--- BEGIN Dataset content ---

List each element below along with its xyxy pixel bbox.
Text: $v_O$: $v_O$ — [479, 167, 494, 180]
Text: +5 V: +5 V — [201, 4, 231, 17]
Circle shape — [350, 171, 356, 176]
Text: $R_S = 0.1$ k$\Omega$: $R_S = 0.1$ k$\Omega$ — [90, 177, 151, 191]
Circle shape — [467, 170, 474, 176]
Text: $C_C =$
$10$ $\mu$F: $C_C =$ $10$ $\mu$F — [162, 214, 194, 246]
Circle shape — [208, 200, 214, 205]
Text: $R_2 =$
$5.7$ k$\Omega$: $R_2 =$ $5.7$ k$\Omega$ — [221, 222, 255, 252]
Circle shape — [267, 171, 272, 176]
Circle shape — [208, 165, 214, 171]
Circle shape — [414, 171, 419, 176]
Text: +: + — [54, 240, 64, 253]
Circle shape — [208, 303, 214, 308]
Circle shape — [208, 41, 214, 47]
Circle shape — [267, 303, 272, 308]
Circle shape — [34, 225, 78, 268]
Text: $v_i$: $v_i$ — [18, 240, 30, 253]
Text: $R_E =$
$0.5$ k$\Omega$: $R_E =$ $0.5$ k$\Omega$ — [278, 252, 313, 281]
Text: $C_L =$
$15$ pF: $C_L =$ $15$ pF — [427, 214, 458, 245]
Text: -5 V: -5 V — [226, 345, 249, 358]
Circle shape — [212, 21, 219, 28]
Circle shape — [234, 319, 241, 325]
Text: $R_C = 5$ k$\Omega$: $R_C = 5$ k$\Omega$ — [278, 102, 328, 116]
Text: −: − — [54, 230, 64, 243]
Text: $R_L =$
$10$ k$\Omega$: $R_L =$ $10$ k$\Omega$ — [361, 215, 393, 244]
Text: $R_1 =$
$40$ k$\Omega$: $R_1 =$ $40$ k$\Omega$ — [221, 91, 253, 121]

--- END Dataset content ---

Task brief:
Please turn the records from their start through the line containing "214, 194, 246]" into a JSON list of strings, one per line, leaving out blank lines.

Finished answer:
[
  "List each element below along with its xyxy pixel bbox.",
  "Text: $v_O$: $v_O$ — [479, 167, 494, 180]",
  "Text: +5 V: +5 V — [201, 4, 231, 17]",
  "Circle shape — [350, 171, 356, 176]",
  "Text: $R_S = 0.1$ k$\\Omega$: $R_S = 0.1$ k$\\Omega$ — [90, 177, 151, 191]",
  "Circle shape — [467, 170, 474, 176]",
  "Text: $C_C =$",
  "$10$ $\\mu$F: $C_C =$ $10$ $\\mu$F — [162, 214, 194, 246]"
]